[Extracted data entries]
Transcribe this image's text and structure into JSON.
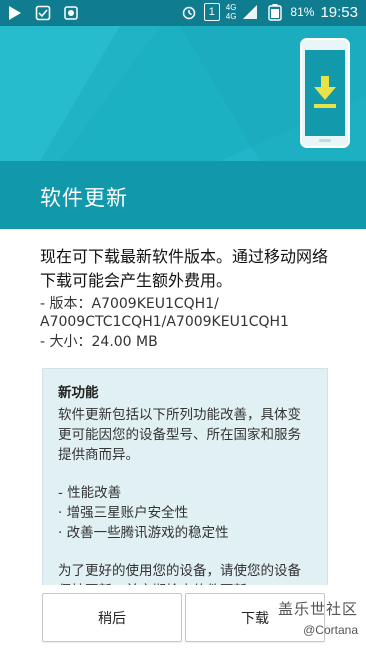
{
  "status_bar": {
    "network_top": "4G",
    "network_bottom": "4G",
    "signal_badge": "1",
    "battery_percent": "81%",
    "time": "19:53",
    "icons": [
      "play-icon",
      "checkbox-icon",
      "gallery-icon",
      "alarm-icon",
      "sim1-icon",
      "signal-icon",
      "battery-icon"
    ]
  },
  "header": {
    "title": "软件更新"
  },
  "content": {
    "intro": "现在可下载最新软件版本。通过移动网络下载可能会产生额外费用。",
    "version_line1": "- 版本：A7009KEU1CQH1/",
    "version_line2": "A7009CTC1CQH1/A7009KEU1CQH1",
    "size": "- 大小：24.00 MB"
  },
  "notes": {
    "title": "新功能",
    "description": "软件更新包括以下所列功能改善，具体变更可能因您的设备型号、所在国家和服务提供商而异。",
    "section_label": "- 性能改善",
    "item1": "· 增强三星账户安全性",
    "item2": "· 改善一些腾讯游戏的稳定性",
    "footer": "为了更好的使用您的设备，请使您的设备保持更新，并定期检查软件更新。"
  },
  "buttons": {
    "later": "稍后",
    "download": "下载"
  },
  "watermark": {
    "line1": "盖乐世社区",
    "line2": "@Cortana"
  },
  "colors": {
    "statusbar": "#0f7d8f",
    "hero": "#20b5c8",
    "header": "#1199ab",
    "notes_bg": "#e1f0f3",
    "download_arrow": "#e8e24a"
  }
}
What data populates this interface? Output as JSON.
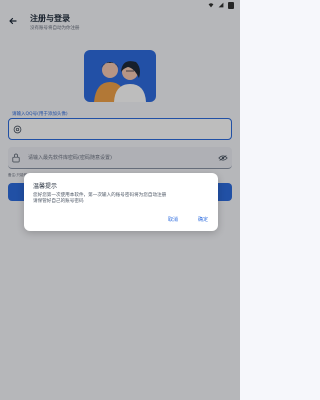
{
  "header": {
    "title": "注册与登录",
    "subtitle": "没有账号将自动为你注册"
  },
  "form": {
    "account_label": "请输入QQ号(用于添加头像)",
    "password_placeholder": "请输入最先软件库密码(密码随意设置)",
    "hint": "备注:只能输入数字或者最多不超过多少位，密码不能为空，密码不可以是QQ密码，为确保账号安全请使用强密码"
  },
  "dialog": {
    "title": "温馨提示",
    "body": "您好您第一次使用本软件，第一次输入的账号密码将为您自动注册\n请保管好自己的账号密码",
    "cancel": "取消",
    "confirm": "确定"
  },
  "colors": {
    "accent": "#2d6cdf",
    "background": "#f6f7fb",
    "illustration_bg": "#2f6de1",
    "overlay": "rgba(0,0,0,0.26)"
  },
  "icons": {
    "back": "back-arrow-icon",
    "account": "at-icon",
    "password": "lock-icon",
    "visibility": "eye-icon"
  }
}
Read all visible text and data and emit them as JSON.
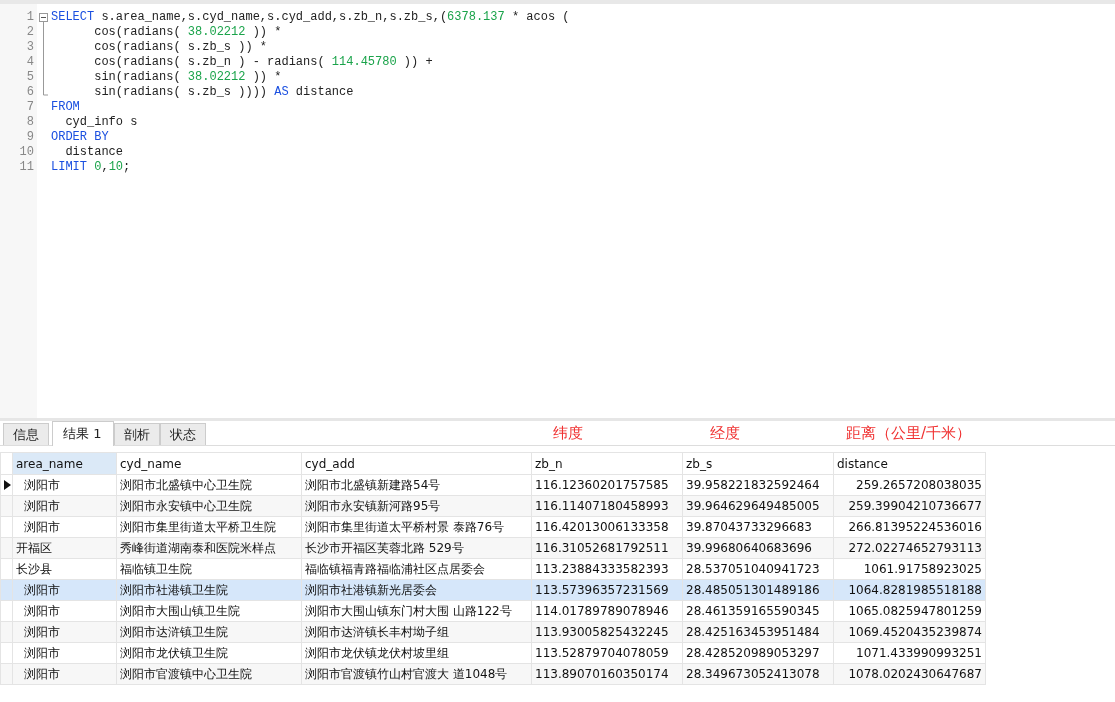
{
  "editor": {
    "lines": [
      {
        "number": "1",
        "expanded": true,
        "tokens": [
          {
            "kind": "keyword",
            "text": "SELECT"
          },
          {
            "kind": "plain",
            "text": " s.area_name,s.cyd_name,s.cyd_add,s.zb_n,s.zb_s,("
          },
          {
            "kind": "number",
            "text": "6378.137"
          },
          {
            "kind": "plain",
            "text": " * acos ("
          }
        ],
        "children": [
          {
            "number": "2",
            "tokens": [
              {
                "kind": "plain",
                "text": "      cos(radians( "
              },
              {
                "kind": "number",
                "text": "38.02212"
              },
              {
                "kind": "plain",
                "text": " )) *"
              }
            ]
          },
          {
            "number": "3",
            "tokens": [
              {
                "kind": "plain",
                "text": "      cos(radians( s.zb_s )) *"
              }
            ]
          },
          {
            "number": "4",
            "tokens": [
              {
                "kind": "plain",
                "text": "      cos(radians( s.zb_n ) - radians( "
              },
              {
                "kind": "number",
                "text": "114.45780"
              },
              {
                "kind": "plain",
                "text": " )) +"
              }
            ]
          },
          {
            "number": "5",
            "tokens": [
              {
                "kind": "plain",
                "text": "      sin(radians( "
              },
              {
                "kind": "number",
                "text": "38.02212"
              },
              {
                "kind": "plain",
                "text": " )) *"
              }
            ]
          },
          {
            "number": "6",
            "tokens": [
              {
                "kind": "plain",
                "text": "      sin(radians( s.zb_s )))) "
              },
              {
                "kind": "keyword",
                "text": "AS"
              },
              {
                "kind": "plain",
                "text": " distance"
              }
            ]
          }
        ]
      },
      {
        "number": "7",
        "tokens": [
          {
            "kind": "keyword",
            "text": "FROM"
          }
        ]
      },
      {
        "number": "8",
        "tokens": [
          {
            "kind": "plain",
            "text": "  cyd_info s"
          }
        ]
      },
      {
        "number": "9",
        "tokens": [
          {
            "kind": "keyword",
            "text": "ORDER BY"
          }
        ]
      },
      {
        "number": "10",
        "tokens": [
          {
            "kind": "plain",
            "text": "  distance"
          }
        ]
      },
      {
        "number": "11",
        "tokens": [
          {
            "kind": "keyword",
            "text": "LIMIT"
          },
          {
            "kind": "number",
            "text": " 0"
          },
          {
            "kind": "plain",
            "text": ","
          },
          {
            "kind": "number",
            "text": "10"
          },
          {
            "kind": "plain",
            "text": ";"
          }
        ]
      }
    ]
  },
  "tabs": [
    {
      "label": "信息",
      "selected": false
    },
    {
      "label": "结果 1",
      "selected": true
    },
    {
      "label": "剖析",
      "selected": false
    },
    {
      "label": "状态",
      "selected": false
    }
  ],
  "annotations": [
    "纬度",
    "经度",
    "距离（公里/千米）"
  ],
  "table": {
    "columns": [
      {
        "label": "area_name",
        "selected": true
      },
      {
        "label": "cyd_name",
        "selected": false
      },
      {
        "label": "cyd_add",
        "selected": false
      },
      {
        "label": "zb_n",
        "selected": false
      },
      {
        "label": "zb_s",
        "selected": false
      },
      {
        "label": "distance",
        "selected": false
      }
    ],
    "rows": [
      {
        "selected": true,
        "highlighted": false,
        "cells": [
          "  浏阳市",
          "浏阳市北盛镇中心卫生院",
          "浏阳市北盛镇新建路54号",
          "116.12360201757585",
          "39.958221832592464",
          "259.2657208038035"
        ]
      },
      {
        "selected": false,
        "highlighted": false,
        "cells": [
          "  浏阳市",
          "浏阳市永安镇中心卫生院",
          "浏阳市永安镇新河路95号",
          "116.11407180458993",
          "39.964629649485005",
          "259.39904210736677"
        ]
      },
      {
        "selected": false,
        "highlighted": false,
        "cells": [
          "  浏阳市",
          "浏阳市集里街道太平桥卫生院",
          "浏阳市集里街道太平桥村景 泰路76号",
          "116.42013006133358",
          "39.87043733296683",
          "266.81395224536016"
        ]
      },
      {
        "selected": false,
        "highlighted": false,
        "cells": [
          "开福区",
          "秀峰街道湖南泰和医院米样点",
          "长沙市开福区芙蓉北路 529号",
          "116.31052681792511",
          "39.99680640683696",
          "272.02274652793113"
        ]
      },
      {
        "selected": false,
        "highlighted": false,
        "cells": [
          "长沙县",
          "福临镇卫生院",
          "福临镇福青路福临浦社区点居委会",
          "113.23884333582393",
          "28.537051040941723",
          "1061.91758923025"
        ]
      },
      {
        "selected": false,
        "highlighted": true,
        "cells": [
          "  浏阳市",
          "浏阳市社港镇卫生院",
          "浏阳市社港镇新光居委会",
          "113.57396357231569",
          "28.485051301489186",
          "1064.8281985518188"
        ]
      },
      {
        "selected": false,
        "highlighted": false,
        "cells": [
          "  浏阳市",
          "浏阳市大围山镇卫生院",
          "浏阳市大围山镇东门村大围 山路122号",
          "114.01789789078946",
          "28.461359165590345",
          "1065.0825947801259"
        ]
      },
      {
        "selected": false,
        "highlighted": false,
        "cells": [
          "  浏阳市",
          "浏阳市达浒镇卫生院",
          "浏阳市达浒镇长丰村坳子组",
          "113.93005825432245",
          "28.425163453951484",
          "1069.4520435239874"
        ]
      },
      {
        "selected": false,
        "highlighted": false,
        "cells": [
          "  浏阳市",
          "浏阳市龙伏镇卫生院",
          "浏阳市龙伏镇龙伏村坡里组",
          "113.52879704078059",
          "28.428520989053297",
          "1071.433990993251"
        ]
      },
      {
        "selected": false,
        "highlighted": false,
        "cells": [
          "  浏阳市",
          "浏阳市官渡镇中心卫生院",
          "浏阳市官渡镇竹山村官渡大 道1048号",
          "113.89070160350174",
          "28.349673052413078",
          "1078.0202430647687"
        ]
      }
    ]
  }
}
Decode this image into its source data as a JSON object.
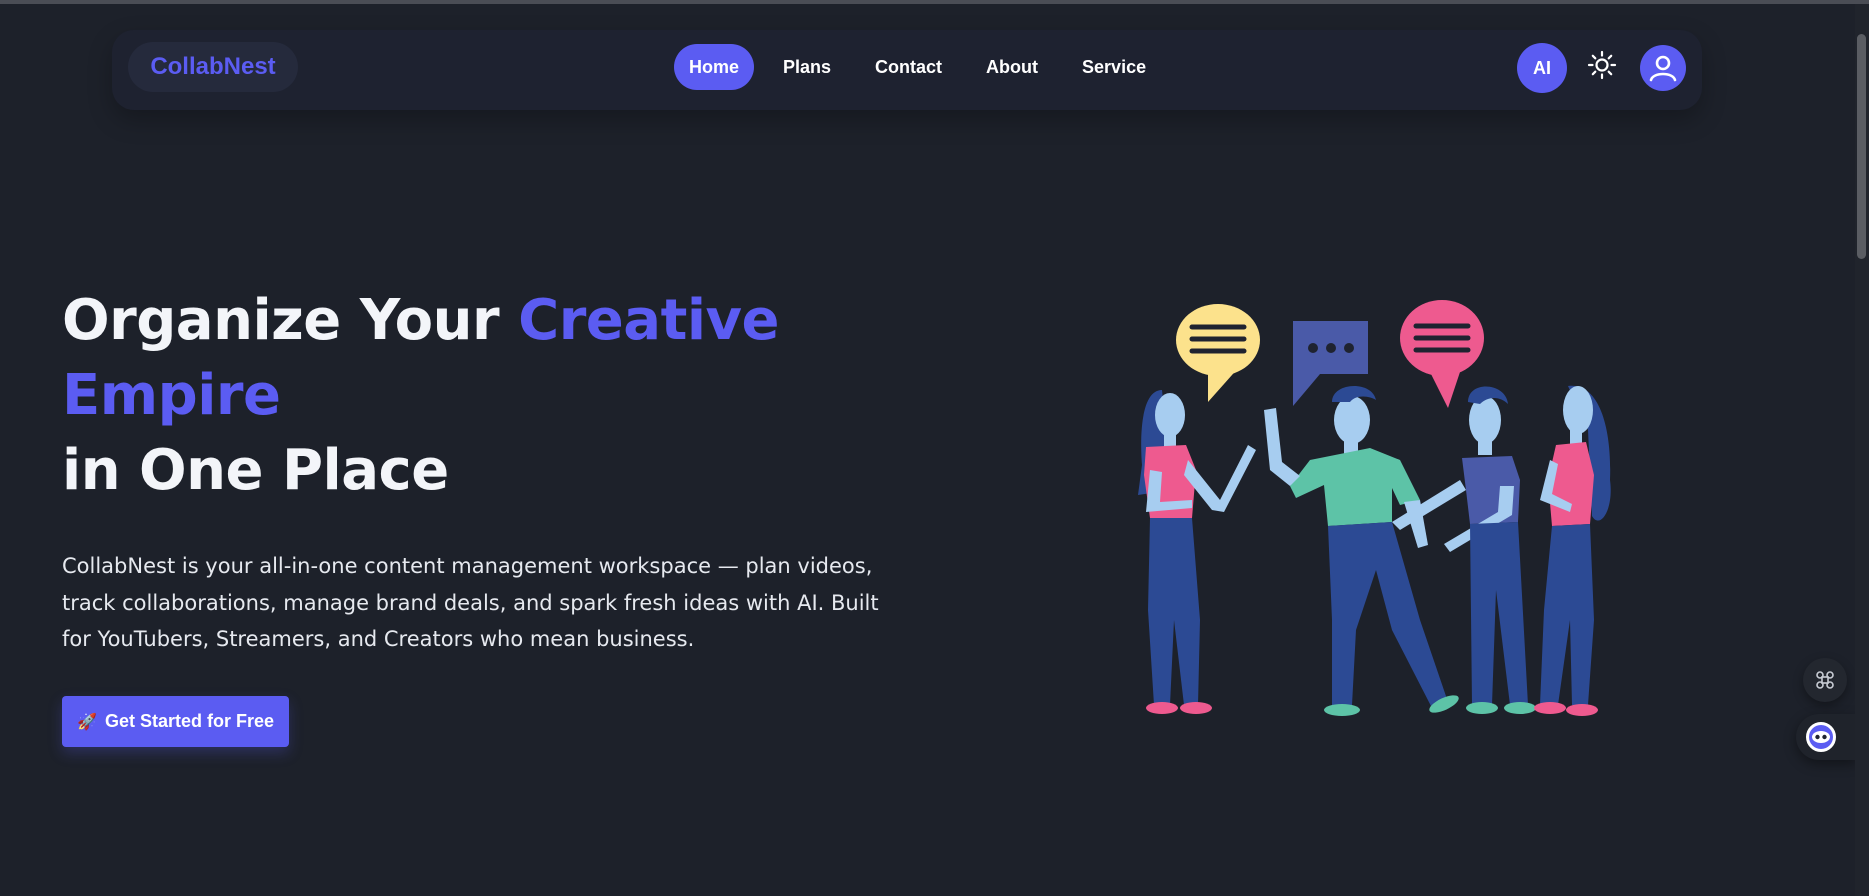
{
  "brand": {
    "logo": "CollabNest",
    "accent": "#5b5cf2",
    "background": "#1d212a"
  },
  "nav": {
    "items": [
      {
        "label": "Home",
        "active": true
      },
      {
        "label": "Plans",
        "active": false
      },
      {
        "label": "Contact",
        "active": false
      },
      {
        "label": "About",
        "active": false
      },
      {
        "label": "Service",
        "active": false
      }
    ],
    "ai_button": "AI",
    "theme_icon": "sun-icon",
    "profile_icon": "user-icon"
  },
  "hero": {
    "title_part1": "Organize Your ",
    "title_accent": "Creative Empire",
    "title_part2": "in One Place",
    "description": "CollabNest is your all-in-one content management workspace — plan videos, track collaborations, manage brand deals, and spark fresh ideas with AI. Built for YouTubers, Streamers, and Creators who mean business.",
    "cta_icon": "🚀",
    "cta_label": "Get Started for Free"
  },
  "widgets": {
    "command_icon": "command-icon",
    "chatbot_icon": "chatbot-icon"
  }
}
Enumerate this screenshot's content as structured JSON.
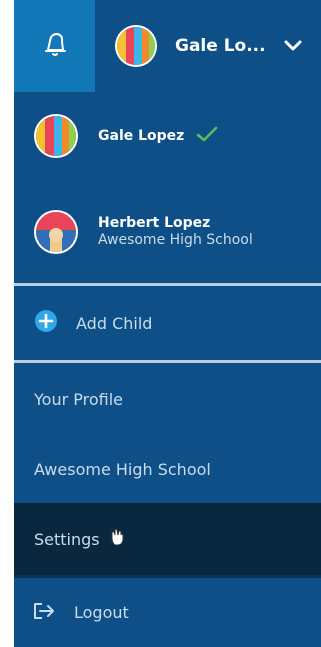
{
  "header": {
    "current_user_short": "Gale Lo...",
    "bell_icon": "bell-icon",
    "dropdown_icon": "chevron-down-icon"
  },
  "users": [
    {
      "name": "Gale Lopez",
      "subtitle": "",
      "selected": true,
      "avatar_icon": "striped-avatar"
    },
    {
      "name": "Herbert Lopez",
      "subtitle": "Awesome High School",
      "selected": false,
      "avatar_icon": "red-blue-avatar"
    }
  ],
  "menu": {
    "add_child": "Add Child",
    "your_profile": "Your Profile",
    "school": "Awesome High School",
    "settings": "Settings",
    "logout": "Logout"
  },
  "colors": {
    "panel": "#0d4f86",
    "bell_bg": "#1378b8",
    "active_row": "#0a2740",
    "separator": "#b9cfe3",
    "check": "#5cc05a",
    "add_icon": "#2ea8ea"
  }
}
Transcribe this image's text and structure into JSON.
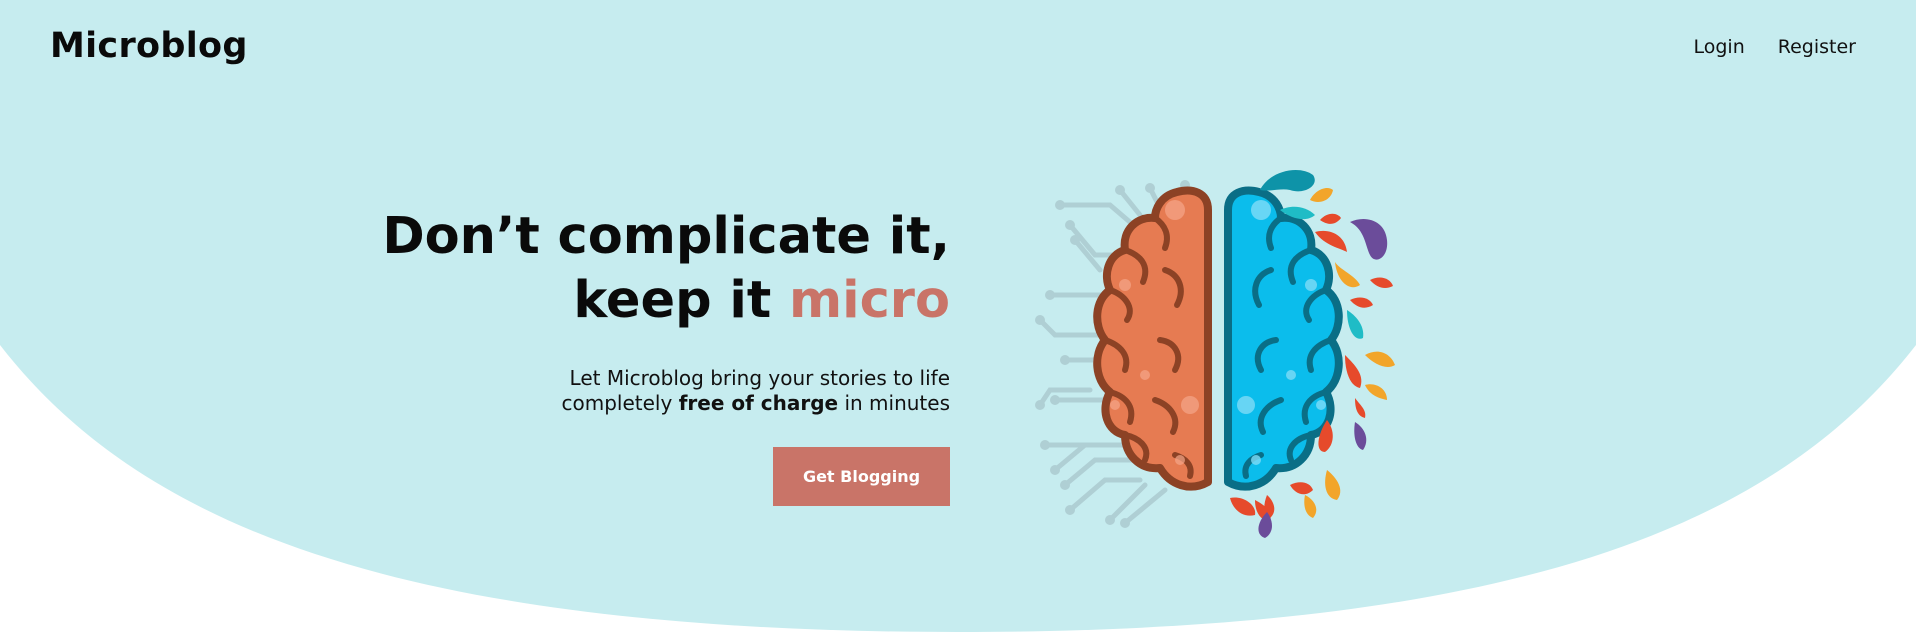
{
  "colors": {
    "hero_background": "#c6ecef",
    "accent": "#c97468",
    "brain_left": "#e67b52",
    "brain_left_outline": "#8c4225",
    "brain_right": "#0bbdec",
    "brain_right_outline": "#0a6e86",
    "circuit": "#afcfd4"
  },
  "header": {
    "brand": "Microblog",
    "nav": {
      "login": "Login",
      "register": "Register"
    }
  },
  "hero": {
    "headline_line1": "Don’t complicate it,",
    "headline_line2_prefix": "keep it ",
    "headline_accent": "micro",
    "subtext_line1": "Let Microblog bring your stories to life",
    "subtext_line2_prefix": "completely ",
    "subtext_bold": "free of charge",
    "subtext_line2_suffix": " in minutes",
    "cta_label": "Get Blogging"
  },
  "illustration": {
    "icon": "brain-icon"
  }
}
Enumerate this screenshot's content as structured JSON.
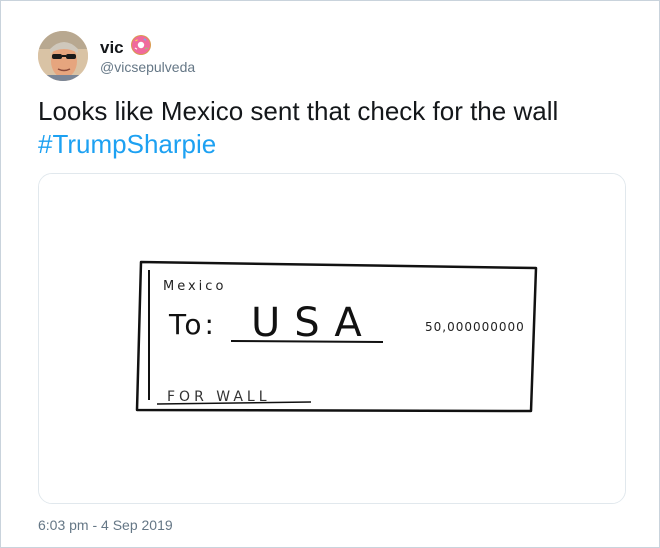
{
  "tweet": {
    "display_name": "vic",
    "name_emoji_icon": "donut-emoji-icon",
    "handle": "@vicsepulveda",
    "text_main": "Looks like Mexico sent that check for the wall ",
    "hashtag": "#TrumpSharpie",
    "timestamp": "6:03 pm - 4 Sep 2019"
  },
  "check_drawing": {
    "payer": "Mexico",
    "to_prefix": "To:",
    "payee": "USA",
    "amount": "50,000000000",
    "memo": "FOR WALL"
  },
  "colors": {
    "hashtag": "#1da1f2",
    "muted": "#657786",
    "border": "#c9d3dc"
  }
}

→ **WRITTEN INSTRUCTION**
Check the data for the word "true" and pull out the lines that have it.

→ **WRITTEN RESPONSE**
        "expanded": true,
      "selected": true
        "selected": true
        "selected": true,
        "highlighted": true,
        "active": true
      "selected": true,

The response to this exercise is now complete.